Task to carry out: Emit the data below verbatim, stripping out any pictures.

Records excerpted from a collection
========================================
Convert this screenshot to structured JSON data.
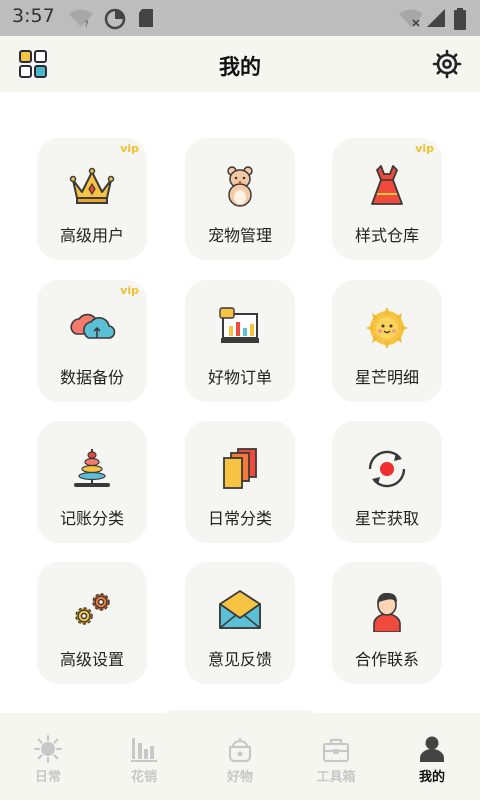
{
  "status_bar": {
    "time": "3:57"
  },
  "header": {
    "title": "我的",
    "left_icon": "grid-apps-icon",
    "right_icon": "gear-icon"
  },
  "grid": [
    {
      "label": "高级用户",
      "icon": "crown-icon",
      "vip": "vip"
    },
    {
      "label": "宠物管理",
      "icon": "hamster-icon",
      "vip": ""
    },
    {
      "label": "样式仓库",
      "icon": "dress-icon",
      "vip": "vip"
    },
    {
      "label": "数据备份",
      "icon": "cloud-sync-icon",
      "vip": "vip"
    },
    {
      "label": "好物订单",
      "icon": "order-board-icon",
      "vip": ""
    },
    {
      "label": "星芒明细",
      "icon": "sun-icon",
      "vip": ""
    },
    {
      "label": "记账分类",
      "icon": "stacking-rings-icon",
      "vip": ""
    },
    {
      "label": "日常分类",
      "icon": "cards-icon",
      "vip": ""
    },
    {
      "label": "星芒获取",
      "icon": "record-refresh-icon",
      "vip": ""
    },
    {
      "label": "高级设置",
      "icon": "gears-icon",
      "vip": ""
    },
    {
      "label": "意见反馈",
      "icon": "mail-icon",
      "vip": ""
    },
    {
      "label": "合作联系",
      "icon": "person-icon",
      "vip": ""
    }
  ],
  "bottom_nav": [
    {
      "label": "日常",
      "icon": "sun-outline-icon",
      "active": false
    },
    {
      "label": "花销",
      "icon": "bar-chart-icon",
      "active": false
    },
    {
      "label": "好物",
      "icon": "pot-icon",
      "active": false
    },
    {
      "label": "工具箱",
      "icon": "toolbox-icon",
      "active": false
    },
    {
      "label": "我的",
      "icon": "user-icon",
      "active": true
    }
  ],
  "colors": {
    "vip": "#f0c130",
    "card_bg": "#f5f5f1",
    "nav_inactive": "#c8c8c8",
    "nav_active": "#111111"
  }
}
========================================
Final result:
Convert this screenshot to structured JSON data.
{
  "status_bar": {
    "time": "3:57"
  },
  "header": {
    "title": "我的",
    "left_icon": "grid-apps-icon",
    "right_icon": "gear-icon"
  },
  "grid": [
    {
      "label": "高级用户",
      "icon": "crown-icon",
      "vip": "vip"
    },
    {
      "label": "宠物管理",
      "icon": "hamster-icon",
      "vip": ""
    },
    {
      "label": "样式仓库",
      "icon": "dress-icon",
      "vip": "vip"
    },
    {
      "label": "数据备份",
      "icon": "cloud-sync-icon",
      "vip": "vip"
    },
    {
      "label": "好物订单",
      "icon": "order-board-icon",
      "vip": ""
    },
    {
      "label": "星芒明细",
      "icon": "sun-icon",
      "vip": ""
    },
    {
      "label": "记账分类",
      "icon": "stacking-rings-icon",
      "vip": ""
    },
    {
      "label": "日常分类",
      "icon": "cards-icon",
      "vip": ""
    },
    {
      "label": "星芒获取",
      "icon": "record-refresh-icon",
      "vip": ""
    },
    {
      "label": "高级设置",
      "icon": "gears-icon",
      "vip": ""
    },
    {
      "label": "意见反馈",
      "icon": "mail-icon",
      "vip": ""
    },
    {
      "label": "合作联系",
      "icon": "person-icon",
      "vip": ""
    }
  ],
  "bottom_nav": [
    {
      "label": "日常",
      "icon": "sun-outline-icon",
      "active": false
    },
    {
      "label": "花销",
      "icon": "bar-chart-icon",
      "active": false
    },
    {
      "label": "好物",
      "icon": "pot-icon",
      "active": false
    },
    {
      "label": "工具箱",
      "icon": "toolbox-icon",
      "active": false
    },
    {
      "label": "我的",
      "icon": "user-icon",
      "active": true
    }
  ],
  "colors": {
    "vip": "#f0c130",
    "card_bg": "#f5f5f1",
    "nav_inactive": "#c8c8c8",
    "nav_active": "#111111"
  }
}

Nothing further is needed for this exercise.